▶ Instructions to follow
Without the pictures, retype each line below exactly as it stands.

▶ Task inputs
>>

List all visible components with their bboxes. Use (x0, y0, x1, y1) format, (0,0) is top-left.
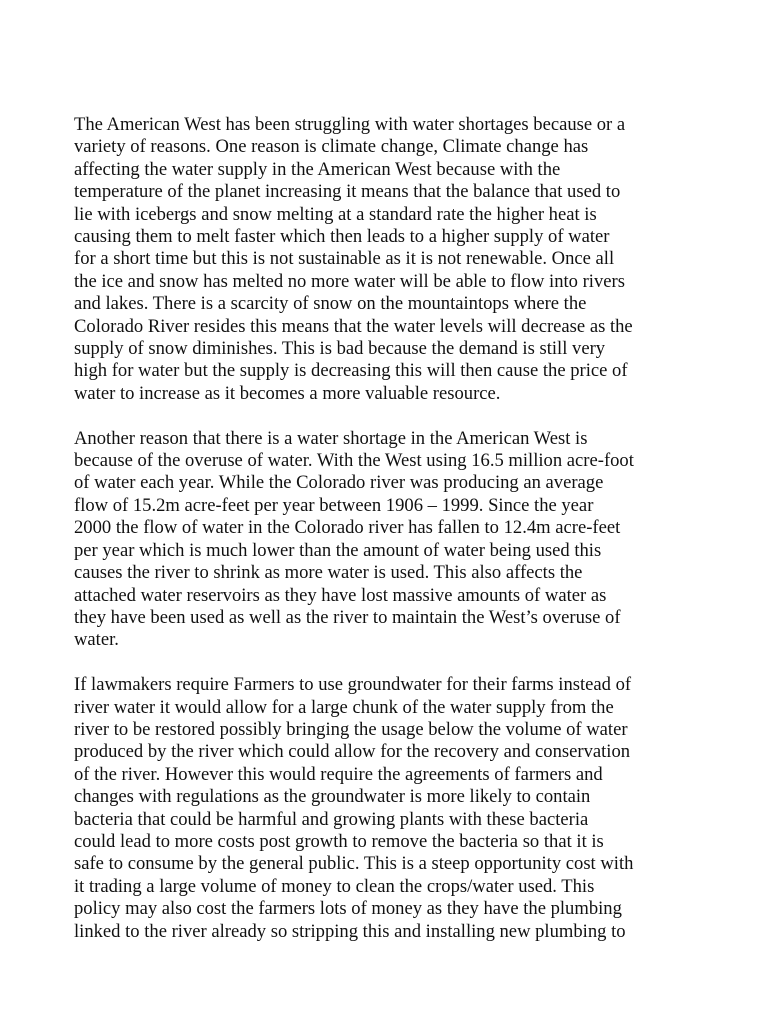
paragraph-overuse-of-water: Another reason that there is a water shortage in the American West is because of the overuse of water. With the West using 16.5 million acre-foot of water each year. While the Colorado river was producing an average flow of 15.2m acre-feet per year between 1906 – 1999. Since the year 2000 the flow of water in the Colorado river has fallen to 12.4m acre-feet per year which is much lower than the amount of water being used this causes the river to shrink as more water is used. This also affects the attached water reservoirs as they have lost massive amounts of water as they have been used as well as the river to maintain the West’s overuse of water. (74, 427, 634, 651)
paragraph-climate-change: The American West has been struggling with water shortages because or a variety of reasons. One reason is climate change, Climate change has affecting the water supply in the American West because with the temperature of the planet increasing it means that the balance that used to lie with icebergs and snow melting at a standard rate the higher heat is causing them to melt faster which then leads to a higher supply of water for a short time but this is not sustainable as it is not renewable. Once all the ice and snow has melted no more water will be able to flow into rivers and lakes. There is a scarcity of snow on the mountaintops where the Colorado River resides this means that the water levels will decrease as the supply of snow diminishes. This is bad because the demand is still very high for water but the supply is decreasing this will then cause the price of water to increase as it becomes a more valuable resource. (74, 114, 633, 404)
paragraph-groundwater-policy: If lawmakers require Farmers to use groundwater for their farms instead of river water it would allow for a large chunk of the water supply from the river to be restored possibly bringing the usage below the volume of water produced by the river which could allow for the recovery and conservation of the river. However this would require the agreements of farmers and changes with regulations as the groundwater is more likely to contain bacteria that could be harmful and growing plants with these bacteria could lead to more costs post growth to remove the bacteria so that it is safe to consume by the general public. This is a steep opportunity cost with it trading a large volume of money to clean the crops/water used. This policy may also cost the farmers lots of money as they have the plumbing linked to the river already so stripping this and installing new plumbing to (74, 674, 634, 942)
document-body (74, 114, 698, 965)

<<

▶ Result of this task
List all visible components with their bboxes. Use (x0, y0, x1, y1) format, (0,0) is top-left.
paragraph-overuse-of-water: Another reason that there is a water shortage in the American West is because of the overuse of water. With the West using 16.5 million acre-foot of water each year. While the Colorado river was producing an average flow of 15.2m acre-feet per year between 1906 – 1999. Since the year 2000 the flow of water in the Colorado river has fallen to 12.4m acre-feet per year which is much lower than the amount of water being used this causes the river to shrink as more water is used. This also affects the attached water reservoirs as they have lost massive amounts of water as they have been used as well as the river to maintain the West’s overuse of water. (74, 427, 634, 651)
paragraph-climate-change: The American West has been struggling with water shortages because or a variety of reasons. One reason is climate change, Climate change has affecting the water supply in the American West because with the temperature of the planet increasing it means that the balance that used to lie with icebergs and snow melting at a standard rate the higher heat is causing them to melt faster which then leads to a higher supply of water for a short time but this is not sustainable as it is not renewable. Once all the ice and snow has melted no more water will be able to flow into rivers and lakes. There is a scarcity of snow on the mountaintops where the Colorado River resides this means that the water levels will decrease as the supply of snow diminishes. This is bad because the demand is still very high for water but the supply is decreasing this will then cause the price of water to increase as it becomes a more valuable resource. (74, 114, 633, 404)
paragraph-groundwater-policy: If lawmakers require Farmers to use groundwater for their farms instead of river water it would allow for a large chunk of the water supply from the river to be restored possibly bringing the usage below the volume of water produced by the river which could allow for the recovery and conservation of the river. However this would require the agreements of farmers and changes with regulations as the groundwater is more likely to contain bacteria that could be harmful and growing plants with these bacteria could lead to more costs post growth to remove the bacteria so that it is safe to consume by the general public. This is a steep opportunity cost with it trading a large volume of money to clean the crops/water used. This policy may also cost the farmers lots of money as they have the plumbing linked to the river already so stripping this and installing new plumbing to (74, 674, 634, 942)
document-body (74, 114, 698, 965)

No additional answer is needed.